■ **Instruction**
What do the lines say from the one containing "Extract the structured" to the end of the records? Restate them word for word, and only those.

[Stored data]
-------

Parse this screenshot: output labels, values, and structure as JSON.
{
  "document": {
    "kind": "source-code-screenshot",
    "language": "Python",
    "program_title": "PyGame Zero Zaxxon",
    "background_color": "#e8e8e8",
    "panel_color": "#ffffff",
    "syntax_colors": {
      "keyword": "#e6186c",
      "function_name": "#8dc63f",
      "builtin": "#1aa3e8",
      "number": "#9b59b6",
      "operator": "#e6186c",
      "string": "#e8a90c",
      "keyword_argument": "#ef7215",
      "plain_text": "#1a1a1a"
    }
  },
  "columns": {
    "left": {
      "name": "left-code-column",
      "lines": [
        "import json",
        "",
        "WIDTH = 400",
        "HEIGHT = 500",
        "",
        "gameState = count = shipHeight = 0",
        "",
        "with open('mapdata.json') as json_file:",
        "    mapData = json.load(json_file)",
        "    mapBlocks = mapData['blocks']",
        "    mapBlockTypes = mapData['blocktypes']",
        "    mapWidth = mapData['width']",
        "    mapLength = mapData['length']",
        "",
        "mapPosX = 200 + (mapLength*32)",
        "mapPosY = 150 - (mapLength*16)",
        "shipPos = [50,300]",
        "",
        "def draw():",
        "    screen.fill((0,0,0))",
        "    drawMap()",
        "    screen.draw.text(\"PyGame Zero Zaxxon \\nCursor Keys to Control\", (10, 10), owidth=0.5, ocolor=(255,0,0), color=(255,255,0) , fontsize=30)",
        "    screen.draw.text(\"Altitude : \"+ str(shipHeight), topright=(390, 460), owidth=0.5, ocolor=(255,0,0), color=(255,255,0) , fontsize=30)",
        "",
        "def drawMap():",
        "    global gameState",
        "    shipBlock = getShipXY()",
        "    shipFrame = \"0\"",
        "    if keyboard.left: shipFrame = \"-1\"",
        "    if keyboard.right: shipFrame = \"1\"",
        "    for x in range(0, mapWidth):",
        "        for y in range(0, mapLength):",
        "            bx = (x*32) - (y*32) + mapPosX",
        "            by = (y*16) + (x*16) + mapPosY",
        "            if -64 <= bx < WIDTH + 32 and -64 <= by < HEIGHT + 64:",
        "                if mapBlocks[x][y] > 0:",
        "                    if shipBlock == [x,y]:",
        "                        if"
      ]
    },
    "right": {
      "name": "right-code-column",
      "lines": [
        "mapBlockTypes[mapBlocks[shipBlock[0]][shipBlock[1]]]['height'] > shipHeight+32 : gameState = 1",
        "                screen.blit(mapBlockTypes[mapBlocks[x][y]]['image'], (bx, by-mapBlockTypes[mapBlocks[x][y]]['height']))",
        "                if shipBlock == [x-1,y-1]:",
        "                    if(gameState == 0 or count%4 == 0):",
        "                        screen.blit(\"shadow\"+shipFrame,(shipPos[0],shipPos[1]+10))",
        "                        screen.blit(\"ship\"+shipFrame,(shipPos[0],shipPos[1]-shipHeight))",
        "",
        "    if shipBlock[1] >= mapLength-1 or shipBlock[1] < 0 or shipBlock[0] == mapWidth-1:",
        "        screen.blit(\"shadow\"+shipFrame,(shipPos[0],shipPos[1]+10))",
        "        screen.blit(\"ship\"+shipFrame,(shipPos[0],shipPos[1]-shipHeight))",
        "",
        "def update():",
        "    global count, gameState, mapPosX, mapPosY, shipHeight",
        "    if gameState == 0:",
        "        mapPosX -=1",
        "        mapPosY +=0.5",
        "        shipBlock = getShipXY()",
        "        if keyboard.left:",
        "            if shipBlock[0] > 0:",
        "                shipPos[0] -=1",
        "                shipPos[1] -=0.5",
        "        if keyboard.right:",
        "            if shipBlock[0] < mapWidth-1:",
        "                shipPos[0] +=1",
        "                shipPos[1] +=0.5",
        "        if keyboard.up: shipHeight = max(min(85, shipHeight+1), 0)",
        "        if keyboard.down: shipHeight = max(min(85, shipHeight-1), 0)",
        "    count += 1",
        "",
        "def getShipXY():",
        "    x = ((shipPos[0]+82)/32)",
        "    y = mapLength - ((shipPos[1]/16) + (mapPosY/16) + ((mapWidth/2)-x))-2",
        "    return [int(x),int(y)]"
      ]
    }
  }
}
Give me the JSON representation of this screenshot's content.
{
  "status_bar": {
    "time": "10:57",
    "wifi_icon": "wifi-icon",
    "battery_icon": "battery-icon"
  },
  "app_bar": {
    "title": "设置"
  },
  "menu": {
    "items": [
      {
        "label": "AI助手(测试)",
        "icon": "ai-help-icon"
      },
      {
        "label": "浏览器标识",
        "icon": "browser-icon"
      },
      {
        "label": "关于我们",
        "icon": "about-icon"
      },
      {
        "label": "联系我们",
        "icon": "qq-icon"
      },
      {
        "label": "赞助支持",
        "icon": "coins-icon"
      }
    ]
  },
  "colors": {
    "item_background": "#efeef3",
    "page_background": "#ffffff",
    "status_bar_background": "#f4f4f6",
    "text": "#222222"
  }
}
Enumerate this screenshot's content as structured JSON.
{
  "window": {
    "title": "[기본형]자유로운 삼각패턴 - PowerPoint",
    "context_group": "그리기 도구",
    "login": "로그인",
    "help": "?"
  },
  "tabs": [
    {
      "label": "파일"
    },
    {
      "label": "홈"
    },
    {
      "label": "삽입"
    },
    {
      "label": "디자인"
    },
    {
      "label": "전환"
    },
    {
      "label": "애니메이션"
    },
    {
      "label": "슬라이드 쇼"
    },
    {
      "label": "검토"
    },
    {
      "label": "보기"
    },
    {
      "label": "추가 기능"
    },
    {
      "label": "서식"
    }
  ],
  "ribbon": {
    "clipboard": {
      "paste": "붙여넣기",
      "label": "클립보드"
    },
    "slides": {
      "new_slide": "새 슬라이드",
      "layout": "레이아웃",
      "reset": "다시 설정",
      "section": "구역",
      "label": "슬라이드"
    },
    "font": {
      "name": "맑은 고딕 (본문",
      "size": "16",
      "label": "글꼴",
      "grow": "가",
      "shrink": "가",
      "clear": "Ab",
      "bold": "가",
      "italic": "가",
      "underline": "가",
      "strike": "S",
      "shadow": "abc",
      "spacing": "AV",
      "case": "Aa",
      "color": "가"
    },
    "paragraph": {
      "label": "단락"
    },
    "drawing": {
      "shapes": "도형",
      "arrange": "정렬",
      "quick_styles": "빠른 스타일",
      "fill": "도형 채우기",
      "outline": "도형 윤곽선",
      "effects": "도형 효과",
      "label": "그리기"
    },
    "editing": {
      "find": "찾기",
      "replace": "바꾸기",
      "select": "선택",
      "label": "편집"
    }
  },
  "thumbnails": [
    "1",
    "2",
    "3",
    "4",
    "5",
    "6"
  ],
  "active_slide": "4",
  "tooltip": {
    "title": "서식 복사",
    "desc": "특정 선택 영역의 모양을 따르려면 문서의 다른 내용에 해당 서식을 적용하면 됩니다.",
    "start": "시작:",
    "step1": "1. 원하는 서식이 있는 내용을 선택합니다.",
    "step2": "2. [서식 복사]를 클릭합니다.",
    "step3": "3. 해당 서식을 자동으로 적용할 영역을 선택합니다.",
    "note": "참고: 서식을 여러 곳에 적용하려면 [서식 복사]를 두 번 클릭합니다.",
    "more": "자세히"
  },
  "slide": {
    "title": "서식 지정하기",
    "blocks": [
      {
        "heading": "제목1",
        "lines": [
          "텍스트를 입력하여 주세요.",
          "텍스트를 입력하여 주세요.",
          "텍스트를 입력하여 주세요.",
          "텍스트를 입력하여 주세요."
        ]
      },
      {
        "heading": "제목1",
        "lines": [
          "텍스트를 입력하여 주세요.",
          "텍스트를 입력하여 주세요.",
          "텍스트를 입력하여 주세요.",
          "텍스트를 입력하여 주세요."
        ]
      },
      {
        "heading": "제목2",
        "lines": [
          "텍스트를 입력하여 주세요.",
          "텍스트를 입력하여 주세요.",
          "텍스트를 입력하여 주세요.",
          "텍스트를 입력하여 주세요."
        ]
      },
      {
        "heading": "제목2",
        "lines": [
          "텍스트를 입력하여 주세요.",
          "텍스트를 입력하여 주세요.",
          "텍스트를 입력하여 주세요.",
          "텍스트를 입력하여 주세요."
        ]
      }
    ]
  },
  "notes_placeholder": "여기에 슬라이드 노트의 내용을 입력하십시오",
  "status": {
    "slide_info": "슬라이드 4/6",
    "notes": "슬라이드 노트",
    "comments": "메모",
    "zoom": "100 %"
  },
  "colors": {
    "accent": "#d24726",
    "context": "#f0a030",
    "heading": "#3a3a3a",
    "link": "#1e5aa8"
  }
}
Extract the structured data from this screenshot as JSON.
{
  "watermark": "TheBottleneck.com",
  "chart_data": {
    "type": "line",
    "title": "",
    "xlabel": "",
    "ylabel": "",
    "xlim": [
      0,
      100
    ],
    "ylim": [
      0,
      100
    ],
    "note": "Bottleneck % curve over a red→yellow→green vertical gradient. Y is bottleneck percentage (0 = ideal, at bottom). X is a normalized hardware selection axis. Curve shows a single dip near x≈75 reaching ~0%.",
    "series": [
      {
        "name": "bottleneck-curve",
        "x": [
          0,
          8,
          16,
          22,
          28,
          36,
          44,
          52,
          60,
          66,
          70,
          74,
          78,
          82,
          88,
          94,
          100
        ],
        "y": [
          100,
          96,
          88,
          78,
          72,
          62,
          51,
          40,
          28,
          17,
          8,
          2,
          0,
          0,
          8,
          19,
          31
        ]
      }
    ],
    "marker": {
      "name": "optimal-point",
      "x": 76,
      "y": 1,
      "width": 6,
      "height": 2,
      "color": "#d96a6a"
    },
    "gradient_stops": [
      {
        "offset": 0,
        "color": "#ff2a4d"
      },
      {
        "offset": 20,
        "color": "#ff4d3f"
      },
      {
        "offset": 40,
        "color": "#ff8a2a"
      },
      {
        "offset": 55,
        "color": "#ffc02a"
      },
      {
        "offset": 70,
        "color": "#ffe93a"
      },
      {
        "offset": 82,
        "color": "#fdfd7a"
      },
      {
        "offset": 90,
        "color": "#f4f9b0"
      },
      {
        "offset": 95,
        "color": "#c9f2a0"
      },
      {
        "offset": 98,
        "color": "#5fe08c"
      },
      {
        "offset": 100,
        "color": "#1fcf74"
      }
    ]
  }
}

-------

■ **Final result**
Extract the structured data from this screenshot as JSON.
{
  "watermark": "TheBottleneck.com",
  "chart_data": {
    "type": "line",
    "title": "",
    "xlabel": "",
    "ylabel": "",
    "xlim": [
      0,
      100
    ],
    "ylim": [
      0,
      100
    ],
    "note": "Bottleneck % curve over a red→yellow→green vertical gradient. Y is bottleneck percentage (0 = ideal, at bottom). X is a normalized hardware selection axis. Curve shows a single dip near x≈75 reaching ~0%.",
    "series": [
      {
        "name": "bottleneck-curve",
        "x": [
          0,
          8,
          16,
          22,
          28,
          36,
          44,
          52,
          60,
          66,
          70,
          74,
          78,
          82,
          88,
          94,
          100
        ],
        "y": [
          100,
          96,
          88,
          78,
          72,
          62,
          51,
          40,
          28,
          17,
          8,
          2,
          0,
          0,
          8,
          19,
          31
        ]
      }
    ],
    "marker": {
      "name": "optimal-point",
      "x": 76,
      "y": 1,
      "width": 6,
      "height": 2,
      "color": "#d96a6a"
    },
    "gradient_stops": [
      {
        "offset": 0,
        "color": "#ff2a4d"
      },
      {
        "offset": 20,
        "color": "#ff4d3f"
      },
      {
        "offset": 40,
        "color": "#ff8a2a"
      },
      {
        "offset": 55,
        "color": "#ffc02a"
      },
      {
        "offset": 70,
        "color": "#ffe93a"
      },
      {
        "offset": 82,
        "color": "#fdfd7a"
      },
      {
        "offset": 90,
        "color": "#f4f9b0"
      },
      {
        "offset": 95,
        "color": "#c9f2a0"
      },
      {
        "offset": 98,
        "color": "#5fe08c"
      },
      {
        "offset": 100,
        "color": "#1fcf74"
      }
    ]
  }
}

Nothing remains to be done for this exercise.